[begin MATERIAL FOR THE TASK]

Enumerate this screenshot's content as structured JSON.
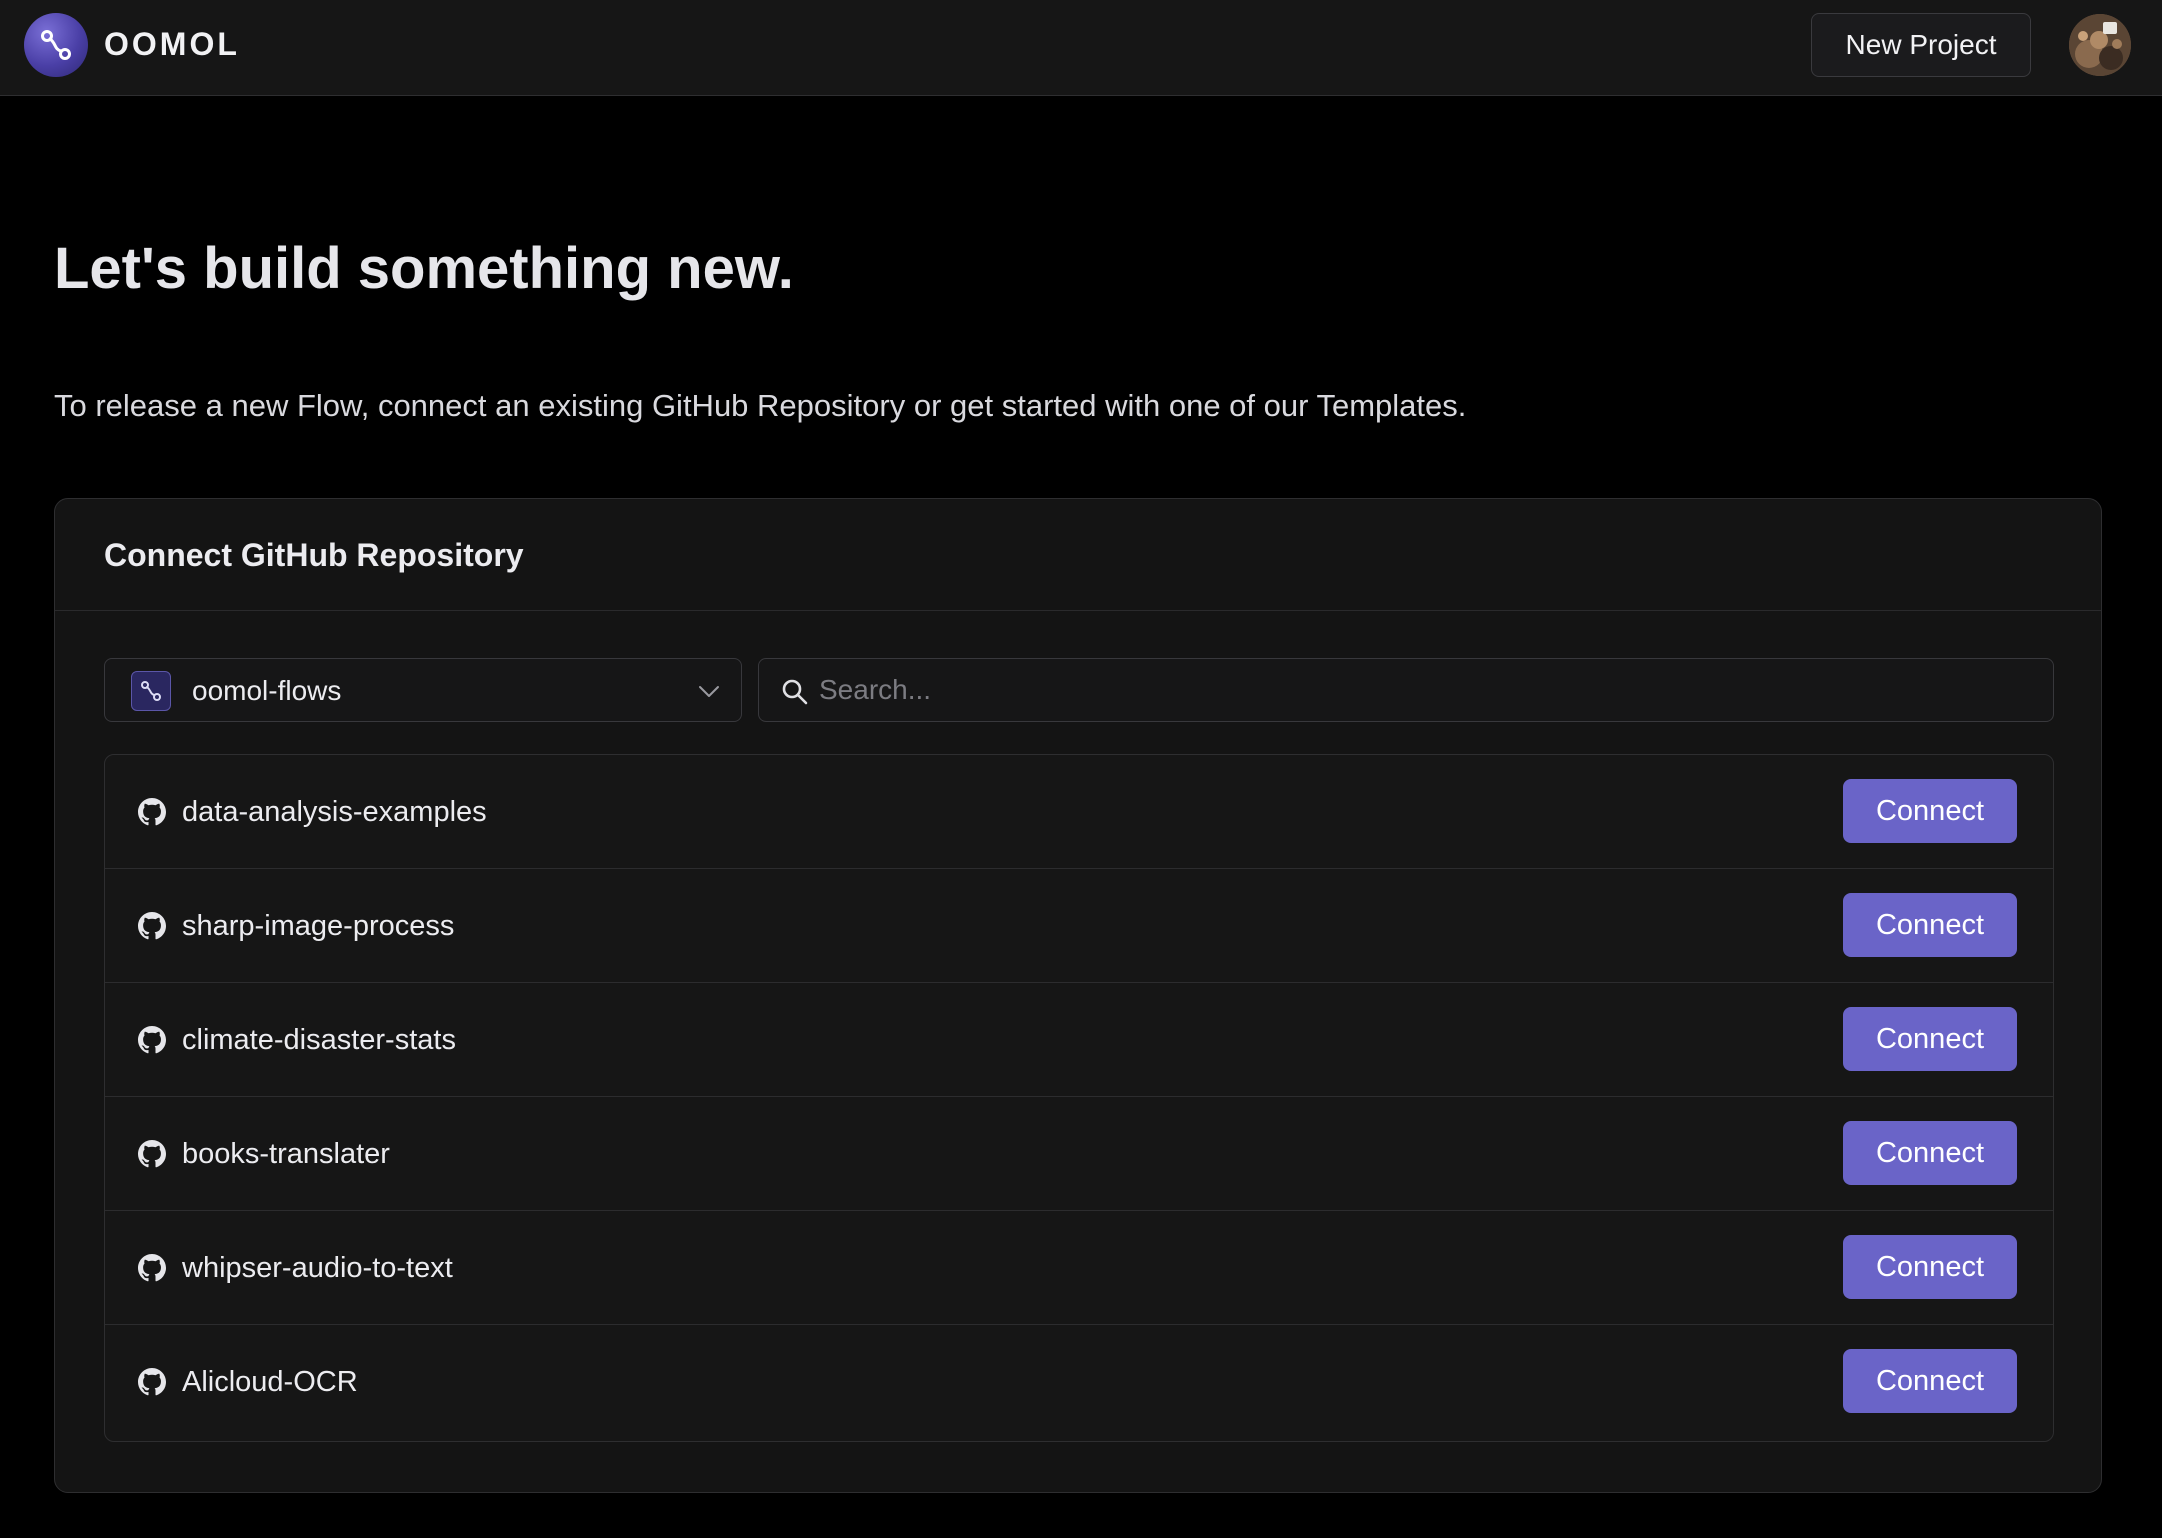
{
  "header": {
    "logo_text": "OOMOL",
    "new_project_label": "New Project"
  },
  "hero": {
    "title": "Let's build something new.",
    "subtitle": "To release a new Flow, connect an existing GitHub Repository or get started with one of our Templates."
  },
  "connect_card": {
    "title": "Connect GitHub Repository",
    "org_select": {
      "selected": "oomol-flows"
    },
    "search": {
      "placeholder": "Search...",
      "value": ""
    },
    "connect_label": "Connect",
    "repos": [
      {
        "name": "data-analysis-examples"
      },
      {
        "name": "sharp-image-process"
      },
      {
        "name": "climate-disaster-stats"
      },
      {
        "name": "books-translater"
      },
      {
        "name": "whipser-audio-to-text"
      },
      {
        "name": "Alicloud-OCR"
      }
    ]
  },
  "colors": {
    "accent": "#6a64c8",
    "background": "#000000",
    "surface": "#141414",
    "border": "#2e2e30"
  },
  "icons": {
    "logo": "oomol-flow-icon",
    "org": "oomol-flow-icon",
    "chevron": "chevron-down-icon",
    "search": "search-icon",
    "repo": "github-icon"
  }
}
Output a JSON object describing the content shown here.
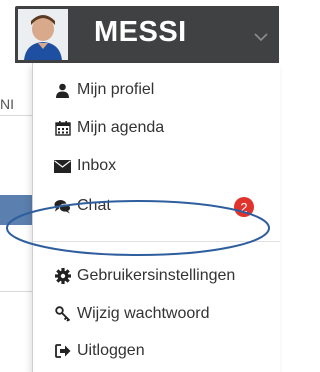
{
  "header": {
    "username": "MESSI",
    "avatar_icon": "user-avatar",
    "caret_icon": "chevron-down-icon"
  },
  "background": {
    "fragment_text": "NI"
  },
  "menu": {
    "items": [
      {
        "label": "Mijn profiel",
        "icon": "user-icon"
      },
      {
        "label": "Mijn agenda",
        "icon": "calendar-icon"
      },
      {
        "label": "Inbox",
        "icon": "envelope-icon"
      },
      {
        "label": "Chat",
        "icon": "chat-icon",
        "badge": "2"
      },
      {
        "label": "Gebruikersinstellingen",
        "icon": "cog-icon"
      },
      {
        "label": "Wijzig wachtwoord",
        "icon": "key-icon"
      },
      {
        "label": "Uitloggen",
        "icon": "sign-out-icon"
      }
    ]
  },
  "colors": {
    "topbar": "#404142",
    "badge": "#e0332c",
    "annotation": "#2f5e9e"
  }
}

[end MATERIAL FOR THE TASK]

Some lines of the data may hold the word "content". Say how many do, with nothing else.

2